**Task goal:**
Make an exact copy of the entries below.

**Records for the exercise:**
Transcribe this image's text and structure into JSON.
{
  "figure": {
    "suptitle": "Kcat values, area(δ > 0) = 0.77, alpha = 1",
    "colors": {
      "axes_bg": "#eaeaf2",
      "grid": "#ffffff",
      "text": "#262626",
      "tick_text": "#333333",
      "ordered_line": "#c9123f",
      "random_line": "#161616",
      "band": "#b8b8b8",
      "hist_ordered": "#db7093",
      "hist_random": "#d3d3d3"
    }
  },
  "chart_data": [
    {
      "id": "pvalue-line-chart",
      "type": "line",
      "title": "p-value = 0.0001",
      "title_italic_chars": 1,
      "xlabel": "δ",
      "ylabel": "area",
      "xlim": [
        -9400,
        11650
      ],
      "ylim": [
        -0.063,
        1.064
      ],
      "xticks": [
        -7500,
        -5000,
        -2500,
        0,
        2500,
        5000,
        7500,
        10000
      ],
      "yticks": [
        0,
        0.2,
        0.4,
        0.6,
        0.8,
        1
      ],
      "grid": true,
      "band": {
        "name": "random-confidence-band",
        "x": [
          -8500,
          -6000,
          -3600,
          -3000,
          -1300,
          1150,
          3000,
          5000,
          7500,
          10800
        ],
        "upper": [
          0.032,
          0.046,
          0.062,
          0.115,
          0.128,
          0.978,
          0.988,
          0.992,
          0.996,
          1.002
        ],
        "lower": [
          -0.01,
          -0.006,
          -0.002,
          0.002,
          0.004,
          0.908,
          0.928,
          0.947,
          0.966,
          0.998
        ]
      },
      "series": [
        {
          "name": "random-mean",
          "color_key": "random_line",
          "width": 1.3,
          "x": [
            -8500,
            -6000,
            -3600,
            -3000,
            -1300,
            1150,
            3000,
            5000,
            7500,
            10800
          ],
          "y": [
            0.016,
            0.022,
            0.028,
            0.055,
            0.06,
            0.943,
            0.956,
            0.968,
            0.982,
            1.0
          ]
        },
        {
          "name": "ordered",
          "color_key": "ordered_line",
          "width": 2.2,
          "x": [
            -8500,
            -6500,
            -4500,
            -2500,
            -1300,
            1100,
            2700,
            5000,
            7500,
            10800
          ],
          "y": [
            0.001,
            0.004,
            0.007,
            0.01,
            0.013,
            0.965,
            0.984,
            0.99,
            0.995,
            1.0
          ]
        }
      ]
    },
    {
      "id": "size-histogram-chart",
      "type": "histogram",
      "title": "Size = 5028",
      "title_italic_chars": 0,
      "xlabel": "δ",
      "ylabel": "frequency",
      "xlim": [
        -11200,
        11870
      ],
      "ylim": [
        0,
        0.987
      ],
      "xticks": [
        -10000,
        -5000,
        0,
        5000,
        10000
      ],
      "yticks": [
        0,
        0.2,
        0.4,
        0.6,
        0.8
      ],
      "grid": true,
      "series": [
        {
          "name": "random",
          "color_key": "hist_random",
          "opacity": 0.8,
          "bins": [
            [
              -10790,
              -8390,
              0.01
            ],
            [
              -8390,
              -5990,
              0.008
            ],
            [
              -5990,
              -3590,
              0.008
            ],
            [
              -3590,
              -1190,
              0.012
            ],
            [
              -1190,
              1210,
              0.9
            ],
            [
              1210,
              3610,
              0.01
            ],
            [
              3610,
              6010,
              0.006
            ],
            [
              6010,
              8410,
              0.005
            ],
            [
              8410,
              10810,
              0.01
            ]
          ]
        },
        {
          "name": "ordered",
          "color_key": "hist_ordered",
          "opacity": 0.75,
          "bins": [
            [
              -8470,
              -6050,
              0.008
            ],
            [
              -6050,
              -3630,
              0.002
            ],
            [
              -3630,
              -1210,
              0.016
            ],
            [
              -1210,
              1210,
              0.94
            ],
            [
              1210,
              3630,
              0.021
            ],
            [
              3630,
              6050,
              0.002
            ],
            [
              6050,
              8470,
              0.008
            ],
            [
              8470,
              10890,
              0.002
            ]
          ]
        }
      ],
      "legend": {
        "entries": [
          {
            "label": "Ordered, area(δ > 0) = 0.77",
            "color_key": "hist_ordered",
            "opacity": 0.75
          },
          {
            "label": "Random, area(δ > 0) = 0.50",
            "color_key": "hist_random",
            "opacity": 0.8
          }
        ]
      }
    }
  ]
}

**Task output:**
Transcribe this image's text and structure into JSON.
{
  "figure": {
    "suptitle": "Kcat values, area(δ > 0) = 0.77, alpha = 1",
    "colors": {
      "axes_bg": "#eaeaf2",
      "grid": "#ffffff",
      "text": "#262626",
      "tick_text": "#333333",
      "ordered_line": "#c9123f",
      "random_line": "#161616",
      "band": "#b8b8b8",
      "hist_ordered": "#db7093",
      "hist_random": "#d3d3d3"
    }
  },
  "chart_data": [
    {
      "id": "pvalue-line-chart",
      "type": "line",
      "title": "p-value = 0.0001",
      "title_italic_chars": 1,
      "xlabel": "δ",
      "ylabel": "area",
      "xlim": [
        -9400,
        11650
      ],
      "ylim": [
        -0.063,
        1.064
      ],
      "xticks": [
        -7500,
        -5000,
        -2500,
        0,
        2500,
        5000,
        7500,
        10000
      ],
      "yticks": [
        0,
        0.2,
        0.4,
        0.6,
        0.8,
        1
      ],
      "grid": true,
      "band": {
        "name": "random-confidence-band",
        "x": [
          -8500,
          -6000,
          -3600,
          -3000,
          -1300,
          1150,
          3000,
          5000,
          7500,
          10800
        ],
        "upper": [
          0.032,
          0.046,
          0.062,
          0.115,
          0.128,
          0.978,
          0.988,
          0.992,
          0.996,
          1.002
        ],
        "lower": [
          -0.01,
          -0.006,
          -0.002,
          0.002,
          0.004,
          0.908,
          0.928,
          0.947,
          0.966,
          0.998
        ]
      },
      "series": [
        {
          "name": "random-mean",
          "color_key": "random_line",
          "width": 1.3,
          "x": [
            -8500,
            -6000,
            -3600,
            -3000,
            -1300,
            1150,
            3000,
            5000,
            7500,
            10800
          ],
          "y": [
            0.016,
            0.022,
            0.028,
            0.055,
            0.06,
            0.943,
            0.956,
            0.968,
            0.982,
            1.0
          ]
        },
        {
          "name": "ordered",
          "color_key": "ordered_line",
          "width": 2.2,
          "x": [
            -8500,
            -6500,
            -4500,
            -2500,
            -1300,
            1100,
            2700,
            5000,
            7500,
            10800
          ],
          "y": [
            0.001,
            0.004,
            0.007,
            0.01,
            0.013,
            0.965,
            0.984,
            0.99,
            0.995,
            1.0
          ]
        }
      ]
    },
    {
      "id": "size-histogram-chart",
      "type": "histogram",
      "title": "Size = 5028",
      "title_italic_chars": 0,
      "xlabel": "δ",
      "ylabel": "frequency",
      "xlim": [
        -11200,
        11870
      ],
      "ylim": [
        0,
        0.987
      ],
      "xticks": [
        -10000,
        -5000,
        0,
        5000,
        10000
      ],
      "yticks": [
        0,
        0.2,
        0.4,
        0.6,
        0.8
      ],
      "grid": true,
      "series": [
        {
          "name": "random",
          "color_key": "hist_random",
          "opacity": 0.8,
          "bins": [
            [
              -10790,
              -8390,
              0.01
            ],
            [
              -8390,
              -5990,
              0.008
            ],
            [
              -5990,
              -3590,
              0.008
            ],
            [
              -3590,
              -1190,
              0.012
            ],
            [
              -1190,
              1210,
              0.9
            ],
            [
              1210,
              3610,
              0.01
            ],
            [
              3610,
              6010,
              0.006
            ],
            [
              6010,
              8410,
              0.005
            ],
            [
              8410,
              10810,
              0.01
            ]
          ]
        },
        {
          "name": "ordered",
          "color_key": "hist_ordered",
          "opacity": 0.75,
          "bins": [
            [
              -8470,
              -6050,
              0.008
            ],
            [
              -6050,
              -3630,
              0.002
            ],
            [
              -3630,
              -1210,
              0.016
            ],
            [
              -1210,
              1210,
              0.94
            ],
            [
              1210,
              3630,
              0.021
            ],
            [
              3630,
              6050,
              0.002
            ],
            [
              6050,
              8470,
              0.008
            ],
            [
              8470,
              10890,
              0.002
            ]
          ]
        }
      ],
      "legend": {
        "entries": [
          {
            "label": "Ordered, area(δ > 0) = 0.77",
            "color_key": "hist_ordered",
            "opacity": 0.75
          },
          {
            "label": "Random, area(δ > 0) = 0.50",
            "color_key": "hist_random",
            "opacity": 0.8
          }
        ]
      }
    }
  ]
}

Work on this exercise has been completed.